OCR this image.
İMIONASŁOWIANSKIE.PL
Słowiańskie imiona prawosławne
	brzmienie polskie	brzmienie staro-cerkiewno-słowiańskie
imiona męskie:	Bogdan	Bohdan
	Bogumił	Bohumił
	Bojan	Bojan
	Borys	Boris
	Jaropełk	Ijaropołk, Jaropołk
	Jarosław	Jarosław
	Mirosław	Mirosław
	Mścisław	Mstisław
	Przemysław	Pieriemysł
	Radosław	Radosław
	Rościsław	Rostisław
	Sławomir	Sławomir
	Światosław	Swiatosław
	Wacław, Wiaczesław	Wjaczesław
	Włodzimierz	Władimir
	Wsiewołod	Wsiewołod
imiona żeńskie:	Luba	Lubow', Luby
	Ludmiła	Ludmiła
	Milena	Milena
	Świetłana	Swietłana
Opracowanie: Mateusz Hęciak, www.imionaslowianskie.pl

....................

[Exercise] Please reproduce all of the entries exactly as they stand.

[Answer in full]
OCR this image.
İMIONASŁOWIANSKIE.PL
Słowiańskie imiona prawosławne
	brzmienie polskie	brzmienie staro-cerkiewno-słowiańskie
imiona męskie:	Bogdan	Bohdan
	Bogumił	Bohumił
	Bojan	Bojan
	Borys	Boris
	Jaropełk	Ijaropołk, Jaropołk
	Jarosław	Jarosław
	Mirosław	Mirosław
	Mścisław	Mstisław
	Przemysław	Pieriemysł
	Radosław	Radosław
	Rościsław	Rostisław
	Sławomir	Sławomir
	Światosław	Swiatosław
	Wacław, Wiaczesław	Wjaczesław
	Włodzimierz	Władimir
	Wsiewołod	Wsiewołod
imiona żeńskie:	Luba	Lubow', Luby
	Ludmiła	Ludmiła
	Milena	Milena
	Świetłana	Swietłana
Opracowanie: Mateusz Hęciak, www.imionaslowianskie.pl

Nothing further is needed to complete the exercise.